(Data)

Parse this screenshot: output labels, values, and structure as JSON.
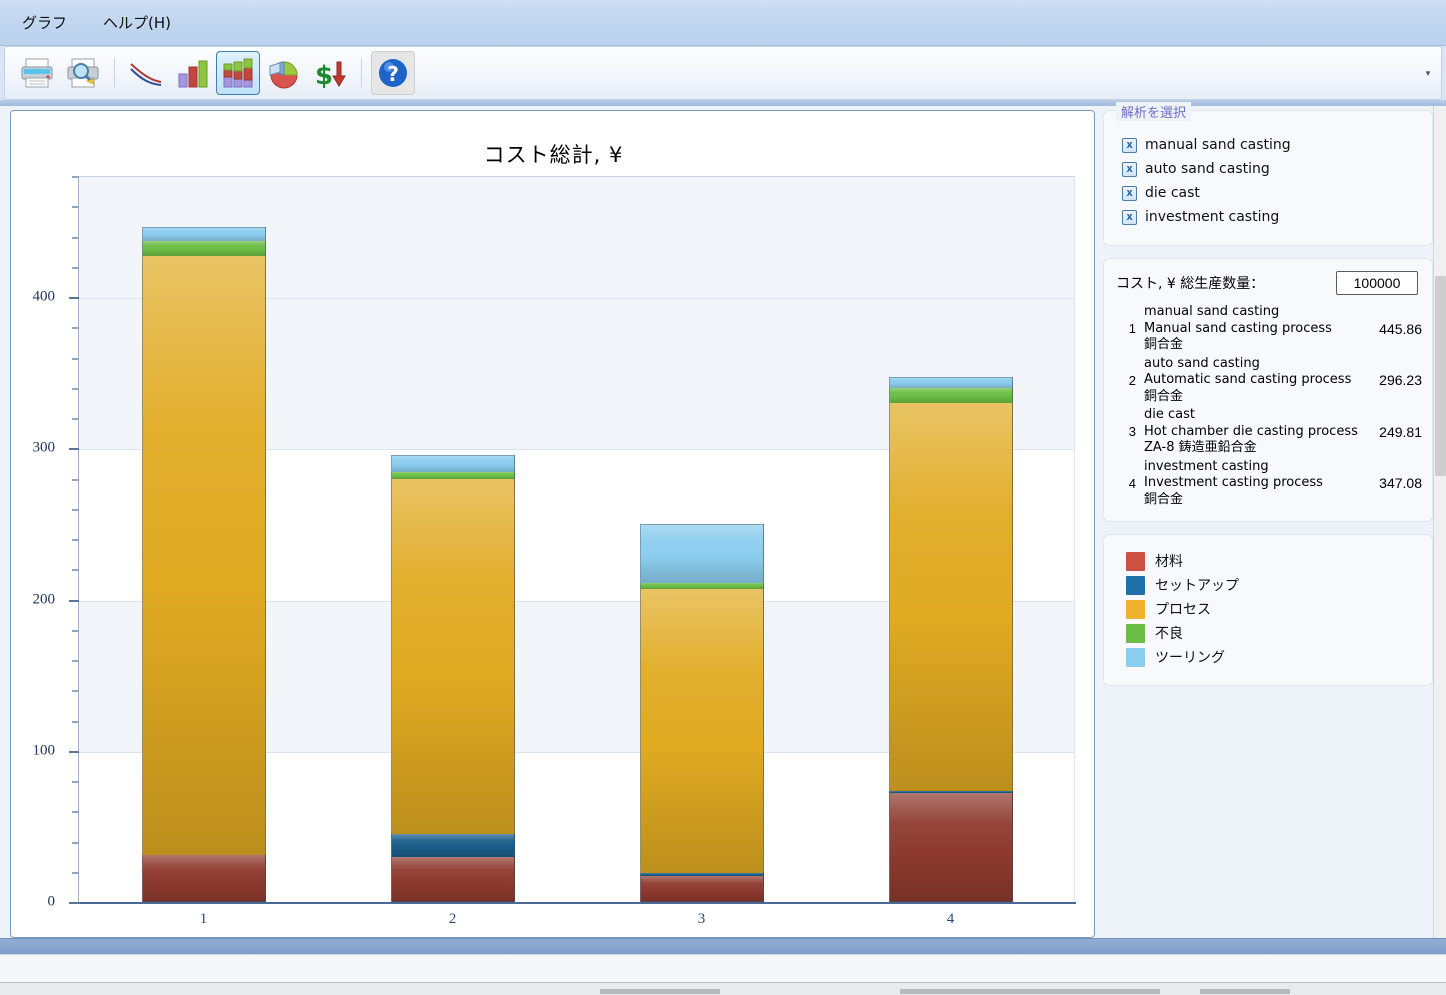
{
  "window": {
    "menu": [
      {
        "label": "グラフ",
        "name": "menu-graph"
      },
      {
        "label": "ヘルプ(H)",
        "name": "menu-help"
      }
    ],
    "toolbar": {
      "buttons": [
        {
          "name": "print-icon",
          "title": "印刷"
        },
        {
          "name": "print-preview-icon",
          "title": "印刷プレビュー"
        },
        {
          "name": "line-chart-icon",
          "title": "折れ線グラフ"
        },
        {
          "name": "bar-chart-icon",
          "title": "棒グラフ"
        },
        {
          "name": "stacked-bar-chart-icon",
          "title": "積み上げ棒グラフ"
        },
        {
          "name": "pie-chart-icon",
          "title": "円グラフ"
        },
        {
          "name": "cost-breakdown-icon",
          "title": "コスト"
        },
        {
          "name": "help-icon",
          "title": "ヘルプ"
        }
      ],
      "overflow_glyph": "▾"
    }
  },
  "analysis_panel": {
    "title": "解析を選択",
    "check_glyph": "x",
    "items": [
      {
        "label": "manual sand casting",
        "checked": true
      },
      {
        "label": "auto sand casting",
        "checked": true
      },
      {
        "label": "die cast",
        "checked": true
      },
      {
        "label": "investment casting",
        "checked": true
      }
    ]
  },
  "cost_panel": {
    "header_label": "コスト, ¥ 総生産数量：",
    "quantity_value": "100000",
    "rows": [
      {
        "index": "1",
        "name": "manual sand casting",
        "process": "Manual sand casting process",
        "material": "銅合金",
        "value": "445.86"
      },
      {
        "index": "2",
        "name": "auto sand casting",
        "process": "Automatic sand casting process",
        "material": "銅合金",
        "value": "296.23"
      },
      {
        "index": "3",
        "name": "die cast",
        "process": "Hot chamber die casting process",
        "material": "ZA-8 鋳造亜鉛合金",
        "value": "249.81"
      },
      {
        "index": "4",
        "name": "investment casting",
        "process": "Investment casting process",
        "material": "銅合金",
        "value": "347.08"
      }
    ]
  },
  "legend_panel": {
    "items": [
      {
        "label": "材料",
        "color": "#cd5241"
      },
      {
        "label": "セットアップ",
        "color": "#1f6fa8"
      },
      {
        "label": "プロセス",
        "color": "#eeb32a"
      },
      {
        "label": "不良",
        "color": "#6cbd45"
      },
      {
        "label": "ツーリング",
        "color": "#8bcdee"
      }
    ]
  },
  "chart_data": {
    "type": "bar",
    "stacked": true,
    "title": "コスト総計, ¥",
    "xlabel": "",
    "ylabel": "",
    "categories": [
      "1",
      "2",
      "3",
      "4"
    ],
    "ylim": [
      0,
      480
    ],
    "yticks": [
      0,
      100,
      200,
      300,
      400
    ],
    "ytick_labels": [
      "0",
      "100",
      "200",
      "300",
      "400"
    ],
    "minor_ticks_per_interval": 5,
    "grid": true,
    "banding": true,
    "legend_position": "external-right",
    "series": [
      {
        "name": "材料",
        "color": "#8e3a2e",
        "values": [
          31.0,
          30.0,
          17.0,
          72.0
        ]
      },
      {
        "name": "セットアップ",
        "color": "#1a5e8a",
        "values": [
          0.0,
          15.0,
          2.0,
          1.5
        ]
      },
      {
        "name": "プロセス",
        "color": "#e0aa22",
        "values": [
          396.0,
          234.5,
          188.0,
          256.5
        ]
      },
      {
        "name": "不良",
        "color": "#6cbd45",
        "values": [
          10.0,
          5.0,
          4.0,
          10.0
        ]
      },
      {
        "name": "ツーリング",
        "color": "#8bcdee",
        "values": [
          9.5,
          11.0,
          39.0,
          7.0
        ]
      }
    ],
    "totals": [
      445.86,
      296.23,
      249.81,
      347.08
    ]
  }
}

(What to work on)
Leave out the pictures and transcribe the entries above exactly.

(Solution below)
Parse this screenshot: output labels, values, and structure as JSON.
{
  "window": {
    "menu": [
      {
        "label": "グラフ",
        "name": "menu-graph"
      },
      {
        "label": "ヘルプ(H)",
        "name": "menu-help"
      }
    ],
    "toolbar": {
      "buttons": [
        {
          "name": "print-icon",
          "title": "印刷"
        },
        {
          "name": "print-preview-icon",
          "title": "印刷プレビュー"
        },
        {
          "name": "line-chart-icon",
          "title": "折れ線グラフ"
        },
        {
          "name": "bar-chart-icon",
          "title": "棒グラフ"
        },
        {
          "name": "stacked-bar-chart-icon",
          "title": "積み上げ棒グラフ"
        },
        {
          "name": "pie-chart-icon",
          "title": "円グラフ"
        },
        {
          "name": "cost-breakdown-icon",
          "title": "コスト"
        },
        {
          "name": "help-icon",
          "title": "ヘルプ"
        }
      ],
      "overflow_glyph": "▾"
    }
  },
  "analysis_panel": {
    "title": "解析を選択",
    "check_glyph": "x",
    "items": [
      {
        "label": "manual sand casting",
        "checked": true
      },
      {
        "label": "auto sand casting",
        "checked": true
      },
      {
        "label": "die cast",
        "checked": true
      },
      {
        "label": "investment casting",
        "checked": true
      }
    ]
  },
  "cost_panel": {
    "header_label": "コスト, ¥ 総生産数量：",
    "quantity_value": "100000",
    "rows": [
      {
        "index": "1",
        "name": "manual sand casting",
        "process": "Manual sand casting process",
        "material": "銅合金",
        "value": "445.86"
      },
      {
        "index": "2",
        "name": "auto sand casting",
        "process": "Automatic sand casting process",
        "material": "銅合金",
        "value": "296.23"
      },
      {
        "index": "3",
        "name": "die cast",
        "process": "Hot chamber die casting process",
        "material": "ZA-8 鋳造亜鉛合金",
        "value": "249.81"
      },
      {
        "index": "4",
        "name": "investment casting",
        "process": "Investment casting process",
        "material": "銅合金",
        "value": "347.08"
      }
    ]
  },
  "legend_panel": {
    "items": [
      {
        "label": "材料",
        "color": "#cd5241"
      },
      {
        "label": "セットアップ",
        "color": "#1f6fa8"
      },
      {
        "label": "プロセス",
        "color": "#eeb32a"
      },
      {
        "label": "不良",
        "color": "#6cbd45"
      },
      {
        "label": "ツーリング",
        "color": "#8bcdee"
      }
    ]
  },
  "chart_data": {
    "type": "bar",
    "stacked": true,
    "title": "コスト総計, ¥",
    "xlabel": "",
    "ylabel": "",
    "categories": [
      "1",
      "2",
      "3",
      "4"
    ],
    "ylim": [
      0,
      480
    ],
    "yticks": [
      0,
      100,
      200,
      300,
      400
    ],
    "ytick_labels": [
      "0",
      "100",
      "200",
      "300",
      "400"
    ],
    "minor_ticks_per_interval": 5,
    "grid": true,
    "banding": true,
    "legend_position": "external-right",
    "series": [
      {
        "name": "材料",
        "color": "#8e3a2e",
        "values": [
          31.0,
          30.0,
          17.0,
          72.0
        ]
      },
      {
        "name": "セットアップ",
        "color": "#1a5e8a",
        "values": [
          0.0,
          15.0,
          2.0,
          1.5
        ]
      },
      {
        "name": "プロセス",
        "color": "#e0aa22",
        "values": [
          396.0,
          234.5,
          188.0,
          256.5
        ]
      },
      {
        "name": "不良",
        "color": "#6cbd45",
        "values": [
          10.0,
          5.0,
          4.0,
          10.0
        ]
      },
      {
        "name": "ツーリング",
        "color": "#8bcdee",
        "values": [
          9.5,
          11.0,
          39.0,
          7.0
        ]
      }
    ],
    "totals": [
      445.86,
      296.23,
      249.81,
      347.08
    ]
  }
}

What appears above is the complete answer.